Instructions for the task:
What follows is a set of entries. Repeat them exactly, but not their pictures.

##########

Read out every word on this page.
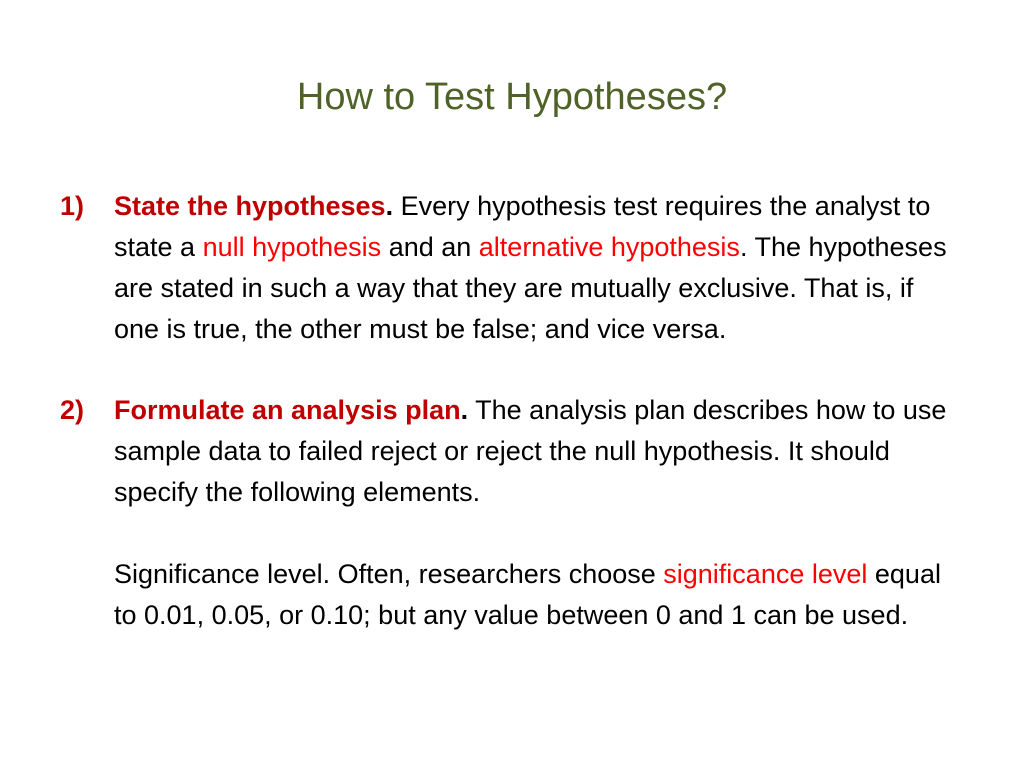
How to Test Hypotheses?
1) State the hypotheses. Every hypothesis test requires the analyst to state a null hypothesis and an alternative hypothesis. The hypotheses are stated in such a way that they are mutually exclusive. That is, if one is true, the other must be false; and vice versa.
2) Formulate an analysis plan. The analysis plan describes how to use sample data to failed reject or reject the null hypothesis. It should specify the following elements.
Significance level. Often, researchers choose significance level equal to 0.01, 0.05, or 0.10; but any value between 0 and 1 can be used.
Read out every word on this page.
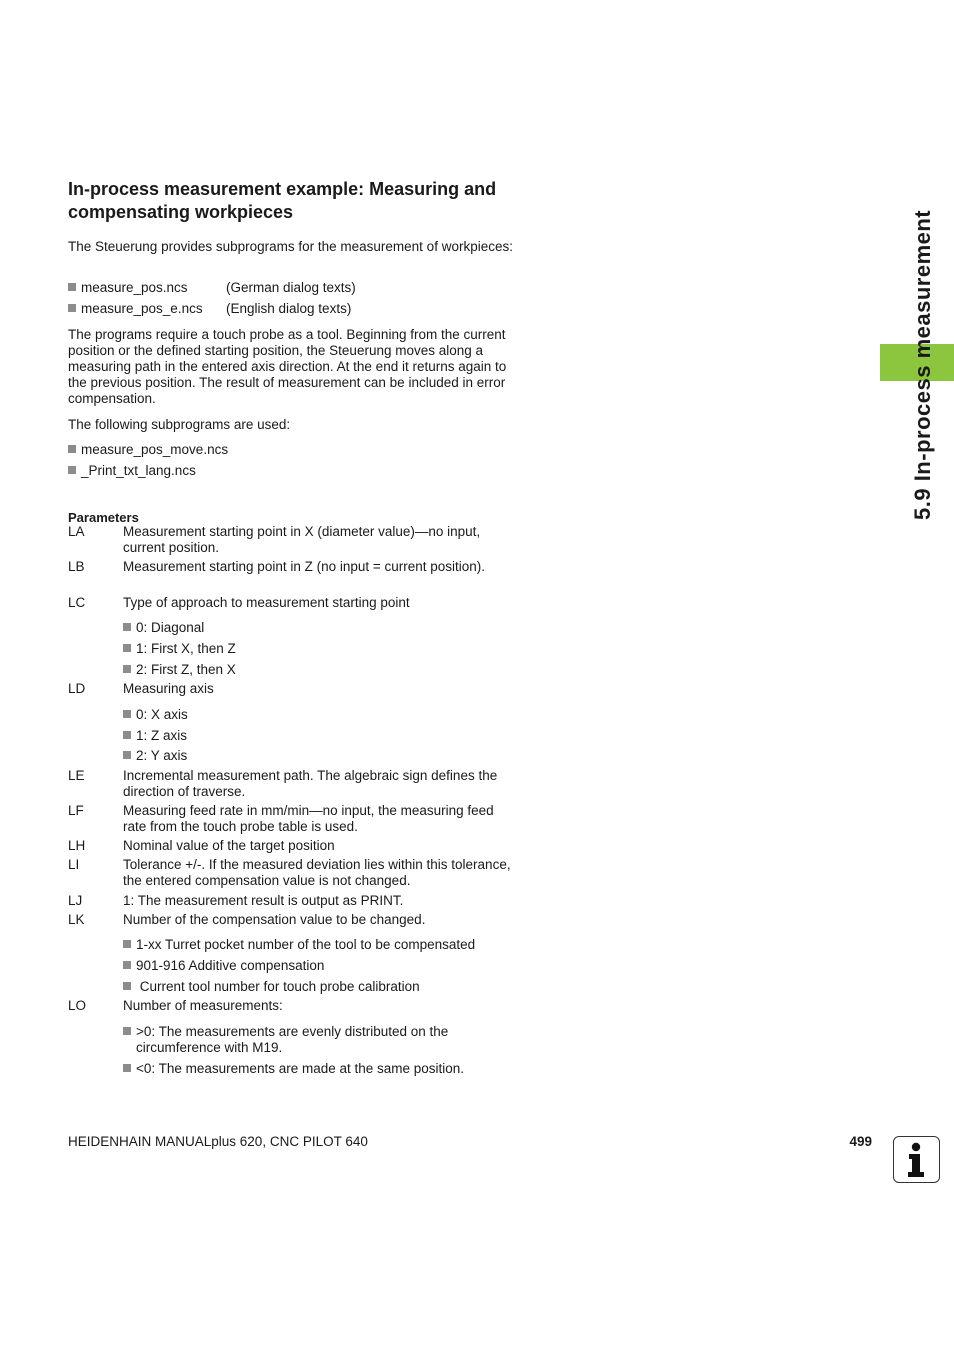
In-process measurement example: Measuring and compensating workpieces

The Steuerung provides subprograms for the measurement of workpieces:

measure_pos.ncs	(German dialog texts)
measure_pos_e.ncs (English dialog texts)

The programs require a touch probe as a tool. Beginning from the current position or the defined starting position, the Steuerung moves along a measuring path in the entered axis direction. At the end it returns again to the previous position. The result of measurement can be included in error compensation.

The following subprograms are used:

measure_pos_move.ncs
_Print_txt_lang.ncs
Parameters
LA	Measurement starting point in X (diameter value)—no input, current position.
LB	Measurement starting point in Z (no input = current position).
LC	Type of approach to measurement starting point
0: Diagonal
1: First X, then Z
2: First Z, then X
LD	Measuring axis
0: X axis
1: Z axis
2: Y axis
LE	Incremental measurement path. The algebraic sign defines the direction of traverse.
LF	Measuring feed rate in mm/min—no input, the measuring feed rate from the touch probe table is used.
LH	Nominal value of the target position
LI	Tolerance +/-. If the measured deviation lies within this tolerance, the entered compensation value is not changed.
LJ	1: The measurement result is output as PRINT.
LK	Number of the compensation value to be changed.
1-xx Turret pocket number of the tool to be compensated
901-916 Additive compensation
Current tool number for touch probe calibration
LO	Number of measurements:
>0: The measurements are evenly distributed on the circumference with M19.
<0: The measurements are made at the same position.
HEIDENHAIN MANUALplus 620, CNC PILOT 640	499
5.9 In-process measurement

##########

The solution:
Read out every word on this page.
How to Test Hypotheses?
1) State the hypotheses. Every hypothesis test requires the analyst to state a null hypothesis and an alternative hypothesis. The hypotheses are stated in such a way that they are mutually exclusive. That is, if one is true, the other must be false; and vice versa.
2) Formulate an analysis plan. The analysis plan describes how to use sample data to failed reject or reject the null hypothesis. It should specify the following elements.
Significance level. Often, researchers choose significance level equal to 0.01, 0.05, or 0.10; but any value between 0 and 1 can be used.
Read out every word on this page.
In-process measurement example: Measuring and compensating workpieces

The Steuerung provides subprograms for the measurement of workpieces:

measure_pos.ncs	(German dialog texts)
measure_pos_e.ncs (English dialog texts)

The programs require a touch probe as a tool. Beginning from the current position or the defined starting position, the Steuerung moves along a measuring path in the entered axis direction. At the end it returns again to the previous position. The result of measurement can be included in error compensation.

The following subprograms are used:

measure_pos_move.ncs
_Print_txt_lang.ncs
Parameters
LA	Measurement starting point in X (diameter value)—no input, current position.
LB	Measurement starting point in Z (no input = current position).
LC	Type of approach to measurement starting point
0: Diagonal
1: First X, then Z
2: First Z, then X
LD	Measuring axis
0: X axis
1: Z axis
2: Y axis
LE	Incremental measurement path. The algebraic sign defines the direction of traverse.
LF	Measuring feed rate in mm/min—no input, the measuring feed rate from the touch probe table is used.
LH	Nominal value of the target position
LI	Tolerance +/-. If the measured deviation lies within this tolerance, the entered compensation value is not changed.
LJ	1: The measurement result is output as PRINT.
LK	Number of the compensation value to be changed.
1-xx Turret pocket number of the tool to be compensated
901-916 Additive compensation
Current tool number for touch probe calibration
LO	Number of measurements:
>0: The measurements are evenly distributed on the circumference with M19.
<0: The measurements are made at the same position.
HEIDENHAIN MANUALplus 620, CNC PILOT 640	499
5.9 In-process measurement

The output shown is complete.